▶ _Your instructions_: Can you rewrite the data below with every "yoy-point" changed to "yoy-marker" and nothing else altered? Leave out the pictures.

▶ _Items_:
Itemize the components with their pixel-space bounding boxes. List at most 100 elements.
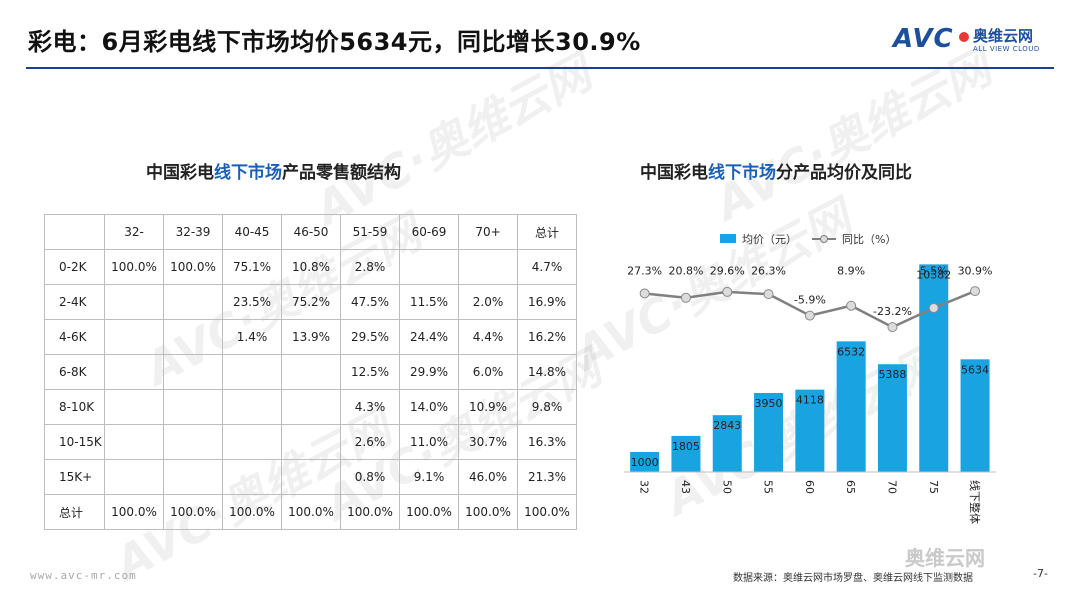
table-cell: 16.9% bbox=[517, 284, 577, 320]
data-source-note: 数据来源：奥维云网市场罗盘、奥维云网线下监测数据 bbox=[733, 573, 973, 584]
x-tick-label: 60 bbox=[803, 480, 816, 494]
table-cell bbox=[281, 354, 341, 390]
table-cell: 2.8% bbox=[340, 249, 400, 285]
header-divider bbox=[26, 67, 1054, 69]
table-cell: 100.0% bbox=[340, 494, 400, 530]
table-row: 2-4K 23.5% 75.2% 47.5% 11.5% 2.0% 16.9% bbox=[44, 284, 577, 320]
table-row: 15K+ 0.8% 9.1% 46.0% 21.3% bbox=[44, 459, 577, 495]
table-column-header: 51-59 bbox=[340, 214, 400, 250]
yoy-line: 27.3% 20.8% 29.6% 26.3% -5.9% 8.9% -23.2% 5.5% 3… bbox=[627, 264, 993, 333]
yoy-data-label: -5.9% bbox=[794, 294, 826, 307]
table-cell bbox=[399, 249, 459, 285]
table-cell bbox=[458, 249, 518, 285]
x-tick-label: 50 bbox=[720, 480, 733, 494]
x-tick-label: 线下整体 bbox=[968, 480, 982, 524]
table-row-header: 8-10K bbox=[44, 389, 105, 425]
table-cell bbox=[222, 389, 282, 425]
bar-value-label: 6532 bbox=[837, 345, 865, 358]
yoy-point bbox=[722, 286, 733, 297]
table-cell: 13.9% bbox=[281, 319, 341, 355]
table-cell: 100.0% bbox=[281, 494, 341, 530]
bar-value-label: 1805 bbox=[672, 440, 700, 453]
table-row-header: 4-6K bbox=[44, 319, 105, 355]
table-cell: 2.6% bbox=[340, 424, 400, 460]
table-cell: 100.0% bbox=[517, 494, 577, 530]
yoy-point bbox=[639, 288, 650, 299]
bar bbox=[919, 264, 949, 472]
table-cell: 11.0% bbox=[399, 424, 459, 460]
x-tick-label: 32 bbox=[638, 480, 651, 494]
table-cell: 46.0% bbox=[458, 459, 518, 495]
bar-value-label: 1000 bbox=[631, 456, 659, 469]
table-cell: 10.8% bbox=[281, 249, 341, 285]
table-cell bbox=[163, 424, 223, 460]
table-cell bbox=[104, 389, 164, 425]
table-cell: 47.5% bbox=[340, 284, 400, 320]
table-column-header: 32- bbox=[104, 214, 164, 250]
legend-bar-swatch bbox=[720, 234, 736, 243]
table-cell bbox=[104, 424, 164, 460]
x-tick-label: 70 bbox=[885, 480, 898, 494]
table-cell: 6.0% bbox=[458, 354, 518, 390]
avc-logo: AVC 奥维云网 ALL VIEW CLOUD bbox=[893, 24, 1063, 58]
table-cell bbox=[222, 459, 282, 495]
legend-bar-label: 均价（元） bbox=[742, 233, 797, 246]
chart-title: 中国彩电线下市场分产品均价及同比 bbox=[640, 163, 912, 183]
table-title: 中国彩电线下市场产品零售额结构 bbox=[146, 163, 401, 183]
x-tick-label: 75 bbox=[927, 480, 940, 494]
table-column-header: 70+ bbox=[458, 214, 518, 250]
table-cell bbox=[163, 284, 223, 320]
yoy-point bbox=[846, 300, 857, 311]
yoy-point bbox=[928, 303, 939, 313]
x-tick-label: 43 bbox=[679, 480, 692, 494]
table-cell: 14.0% bbox=[399, 389, 459, 425]
table-cell bbox=[163, 389, 223, 425]
page-title: 彩电：6月彩电线下市场均价5634元，同比增长30.9% bbox=[28, 28, 641, 56]
table-row: 0-2K 100.0% 100.0% 75.1% 10.8% 2.8% 4.7% bbox=[44, 249, 577, 285]
table-corner-cell bbox=[44, 214, 105, 250]
table-cell: 100.0% bbox=[222, 494, 282, 530]
table-cell: 21.3% bbox=[517, 459, 577, 495]
table-row: 8-10K 4.3% 14.0% 10.9% 9.8% bbox=[44, 389, 577, 425]
yoy-data-label: 27.3% bbox=[627, 264, 662, 277]
chart-legend: 均价（元） 同比（%） bbox=[720, 233, 896, 246]
footer-url[interactable]: www.avc-mr.com bbox=[30, 569, 137, 582]
legend-line-marker bbox=[820, 235, 828, 243]
table-cell: 100.0% bbox=[104, 494, 164, 530]
table-cell: 4.7% bbox=[517, 249, 577, 285]
table-cell: 100.0% bbox=[458, 494, 518, 530]
bars: 1000 1805 2843 3950 4118 6532 5388 10382 5634 bbox=[630, 264, 990, 472]
table-column-header: 60-69 bbox=[399, 214, 459, 250]
yoy-point bbox=[804, 310, 815, 321]
bar-value-label: 2843 bbox=[713, 419, 741, 432]
table-cell: 10.9% bbox=[458, 389, 518, 425]
bar bbox=[712, 415, 742, 472]
table-row-header: 2-4K bbox=[44, 284, 105, 320]
table-cell: 100.0% bbox=[399, 494, 459, 530]
table-column-header: 32-39 bbox=[163, 214, 223, 250]
table-cell: 100.0% bbox=[163, 249, 223, 285]
table-cell: 75.1% bbox=[222, 249, 282, 285]
yoy-data-label: -23.2% bbox=[873, 305, 912, 318]
bar bbox=[960, 359, 990, 472]
table-cell: 23.5% bbox=[222, 284, 282, 320]
table-cell bbox=[163, 459, 223, 495]
table-cell: 1.4% bbox=[222, 319, 282, 355]
table-cell bbox=[104, 319, 164, 355]
table-cell bbox=[281, 424, 341, 460]
yoy-data-label: 20.8% bbox=[668, 264, 703, 277]
table-cell: 16.3% bbox=[517, 424, 577, 460]
table-cell bbox=[104, 459, 164, 495]
table-cell bbox=[163, 354, 223, 390]
table-cell: 24.4% bbox=[399, 319, 459, 355]
table-cell: 12.5% bbox=[340, 354, 400, 390]
yoy-data-label: 26.3% bbox=[751, 264, 786, 277]
table-cell: 75.2% bbox=[281, 284, 341, 320]
table-row: 4-6K 1.4% 13.9% 29.5% 24.4% 4.4% 16.2% bbox=[44, 319, 577, 355]
wechat-watermark: 奥维云网 bbox=[905, 546, 985, 570]
bar bbox=[754, 393, 784, 472]
table-cell bbox=[281, 459, 341, 495]
table-cell: 9.8% bbox=[517, 389, 577, 425]
table-cell bbox=[281, 389, 341, 425]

▶ _Result below_:
Itemize the components with their pixel-space bounding boxes. List at most 100 elements.
table-cell: 16.9% bbox=[517, 284, 577, 320]
data-source-note: 数据来源：奥维云网市场罗盘、奥维云网线下监测数据 bbox=[733, 573, 973, 584]
x-tick-label: 60 bbox=[803, 480, 816, 494]
table-cell bbox=[281, 354, 341, 390]
table-cell: 2.8% bbox=[340, 249, 400, 285]
header-divider bbox=[26, 67, 1054, 69]
table-cell: 100.0% bbox=[340, 494, 400, 530]
table-row: 2-4K 23.5% 75.2% 47.5% 11.5% 2.0% 16.9% bbox=[44, 284, 577, 320]
table-row: 15K+ 0.8% 9.1% 46.0% 21.3% bbox=[44, 459, 577, 495]
table-column-header: 51-59 bbox=[340, 214, 400, 250]
yoy-line: 27.3% 20.8% 29.6% 26.3% -5.9% 8.9% -23.2% 5.5% 3… bbox=[627, 264, 993, 333]
yoy-data-label: -5.9% bbox=[794, 294, 826, 307]
table-cell bbox=[399, 249, 459, 285]
table-cell bbox=[458, 249, 518, 285]
x-tick-label: 50 bbox=[720, 480, 733, 494]
x-tick-label: 线下整体 bbox=[968, 480, 982, 524]
table-row-header: 8-10K bbox=[44, 389, 105, 425]
table-cell bbox=[222, 389, 282, 425]
bar-value-label: 6532 bbox=[837, 345, 865, 358]
yoy-marker bbox=[722, 286, 733, 297]
table-cell: 13.9% bbox=[281, 319, 341, 355]
table-cell: 100.0% bbox=[281, 494, 341, 530]
bar-value-label: 1805 bbox=[672, 440, 700, 453]
table-row-header: 4-6K bbox=[44, 319, 105, 355]
table-cell: 2.6% bbox=[340, 424, 400, 460]
table-cell: 100.0% bbox=[517, 494, 577, 530]
yoy-marker bbox=[639, 288, 650, 299]
bar bbox=[919, 264, 949, 472]
table-cell: 11.0% bbox=[399, 424, 459, 460]
x-tick-label: 32 bbox=[638, 480, 651, 494]
table-cell: 46.0% bbox=[458, 459, 518, 495]
bar-value-label: 1000 bbox=[631, 456, 659, 469]
table-cell: 10.8% bbox=[281, 249, 341, 285]
table-cell bbox=[163, 424, 223, 460]
table-cell bbox=[104, 389, 164, 425]
table-cell: 47.5% bbox=[340, 284, 400, 320]
table-column-header: 32- bbox=[104, 214, 164, 250]
legend-bar-swatch bbox=[720, 234, 736, 243]
table-cell bbox=[104, 424, 164, 460]
x-tick-label: 70 bbox=[885, 480, 898, 494]
table-cell: 6.0% bbox=[458, 354, 518, 390]
avc-logo: AVC 奥维云网 ALL VIEW CLOUD bbox=[893, 24, 1063, 58]
table-cell bbox=[222, 459, 282, 495]
legend-bar-label: 均价（元） bbox=[742, 233, 797, 246]
chart-title: 中国彩电线下市场分产品均价及同比 bbox=[640, 163, 912, 183]
table-title: 中国彩电线下市场产品零售额结构 bbox=[146, 163, 401, 183]
x-tick-label: 75 bbox=[927, 480, 940, 494]
table-column-header: 70+ bbox=[458, 214, 518, 250]
table-cell bbox=[163, 284, 223, 320]
yoy-marker bbox=[846, 300, 857, 311]
yoy-marker bbox=[928, 303, 939, 313]
x-tick-label: 43 bbox=[679, 480, 692, 494]
table-cell: 14.0% bbox=[399, 389, 459, 425]
table-cell bbox=[163, 389, 223, 425]
page-title: 彩电：6月彩电线下市场均价5634元，同比增长30.9% bbox=[28, 28, 641, 56]
table-row: 0-2K 100.0% 100.0% 75.1% 10.8% 2.8% 4.7% bbox=[44, 249, 577, 285]
table-corner-cell bbox=[44, 214, 105, 250]
table-cell: 100.0% bbox=[222, 494, 282, 530]
table-cell: 21.3% bbox=[517, 459, 577, 495]
table-row: 8-10K 4.3% 14.0% 10.9% 9.8% bbox=[44, 389, 577, 425]
yoy-data-label: 27.3% bbox=[627, 264, 662, 277]
chart-legend: 均价（元） 同比（%） bbox=[720, 233, 896, 246]
footer-url[interactable]: www.avc-mr.com bbox=[30, 569, 137, 582]
legend-line-marker bbox=[820, 235, 828, 243]
table-cell: 100.0% bbox=[104, 494, 164, 530]
table-cell: 4.7% bbox=[517, 249, 577, 285]
table-cell: 100.0% bbox=[458, 494, 518, 530]
bars: 1000 1805 2843 3950 4118 6532 5388 10382 5634 bbox=[630, 264, 990, 472]
table-column-header: 60-69 bbox=[399, 214, 459, 250]
yoy-marker bbox=[804, 310, 815, 321]
bar-value-label: 2843 bbox=[713, 419, 741, 432]
table-cell: 10.9% bbox=[458, 389, 518, 425]
bar bbox=[712, 415, 742, 472]
table-row-header: 2-4K bbox=[44, 284, 105, 320]
table-cell: 100.0% bbox=[399, 494, 459, 530]
table-column-header: 32-39 bbox=[163, 214, 223, 250]
table-cell: 100.0% bbox=[163, 249, 223, 285]
table-cell: 75.1% bbox=[222, 249, 282, 285]
yoy-data-label: -23.2% bbox=[873, 305, 912, 318]
bar bbox=[960, 359, 990, 472]
table-cell: 23.5% bbox=[222, 284, 282, 320]
table-cell bbox=[163, 459, 223, 495]
table-cell: 1.4% bbox=[222, 319, 282, 355]
table-cell bbox=[104, 319, 164, 355]
table-cell bbox=[281, 424, 341, 460]
yoy-data-label: 20.8% bbox=[668, 264, 703, 277]
table-cell: 16.3% bbox=[517, 424, 577, 460]
table-cell bbox=[104, 459, 164, 495]
table-cell bbox=[163, 354, 223, 390]
table-cell: 24.4% bbox=[399, 319, 459, 355]
table-cell: 12.5% bbox=[340, 354, 400, 390]
yoy-data-label: 26.3% bbox=[751, 264, 786, 277]
table-cell: 75.2% bbox=[281, 284, 341, 320]
table-row: 4-6K 1.4% 13.9% 29.5% 24.4% 4.4% 16.2% bbox=[44, 319, 577, 355]
wechat-watermark: 奥维云网 bbox=[905, 546, 985, 570]
bar bbox=[754, 393, 784, 472]
table-cell bbox=[281, 459, 341, 495]
table-cell: 9.8% bbox=[517, 389, 577, 425]
table-cell bbox=[281, 389, 341, 425]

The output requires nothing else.